- SHORT PROBLEM -
Quote the listing below in full and exactly as written, but omit every picture.

- DATA SECTION -
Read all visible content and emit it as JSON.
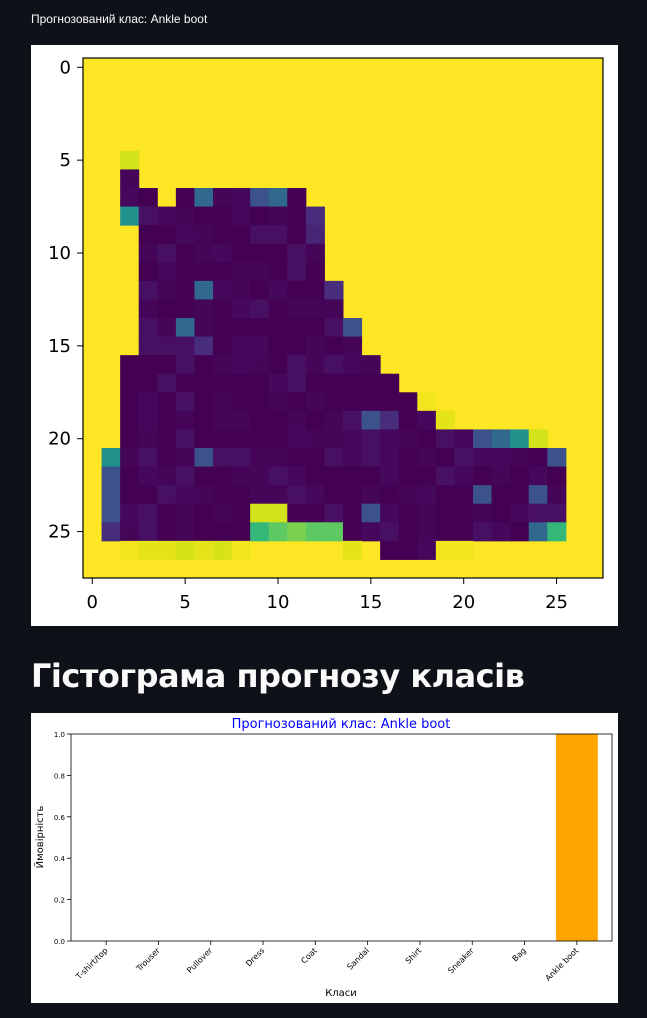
{
  "caption": "Прогнозований клас: Ankle boot",
  "heading": "Гістограма прогнозу класів",
  "image_plot": {
    "xticks": [
      "0",
      "5",
      "10",
      "15",
      "20",
      "25"
    ],
    "yticks": [
      "0",
      "5",
      "10",
      "15",
      "20",
      "25"
    ],
    "background_color": "#fde725",
    "shape_color": "#440154"
  },
  "chart_data": {
    "type": "bar",
    "title": "Прогнозований клас: Ankle boot",
    "xlabel": "Класи",
    "ylabel": "Ймовірність",
    "categories": [
      "T-shirt/top",
      "Trouser",
      "Pullover",
      "Dress",
      "Coat",
      "Sandal",
      "Shirt",
      "Sneaker",
      "Bag",
      "Ankle boot"
    ],
    "values": [
      0,
      0,
      0,
      0,
      0,
      0,
      0,
      0,
      0,
      1.0
    ],
    "yticks": [
      "0.0",
      "0.2",
      "0.4",
      "0.6",
      "0.8",
      "1.0"
    ],
    "ylim": [
      0,
      1.0
    ],
    "bar_color": "#ffa500",
    "title_color": "#0000ff",
    "grid": false
  }
}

- OUTPUT -
Read all visible content and emit it as JSON.
{
  "caption": "Прогнозований клас: Ankle boot",
  "heading": "Гістограма прогнозу класів",
  "image_plot": {
    "xticks": [
      "0",
      "5",
      "10",
      "15",
      "20",
      "25"
    ],
    "yticks": [
      "0",
      "5",
      "10",
      "15",
      "20",
      "25"
    ],
    "background_color": "#fde725",
    "shape_color": "#440154"
  },
  "chart_data": {
    "type": "bar",
    "title": "Прогнозований клас: Ankle boot",
    "xlabel": "Класи",
    "ylabel": "Ймовірність",
    "categories": [
      "T-shirt/top",
      "Trouser",
      "Pullover",
      "Dress",
      "Coat",
      "Sandal",
      "Shirt",
      "Sneaker",
      "Bag",
      "Ankle boot"
    ],
    "values": [
      0,
      0,
      0,
      0,
      0,
      0,
      0,
      0,
      0,
      1.0
    ],
    "yticks": [
      "0.0",
      "0.2",
      "0.4",
      "0.6",
      "0.8",
      "1.0"
    ],
    "ylim": [
      0,
      1.0
    ],
    "bar_color": "#ffa500",
    "title_color": "#0000ff",
    "grid": false
  }
}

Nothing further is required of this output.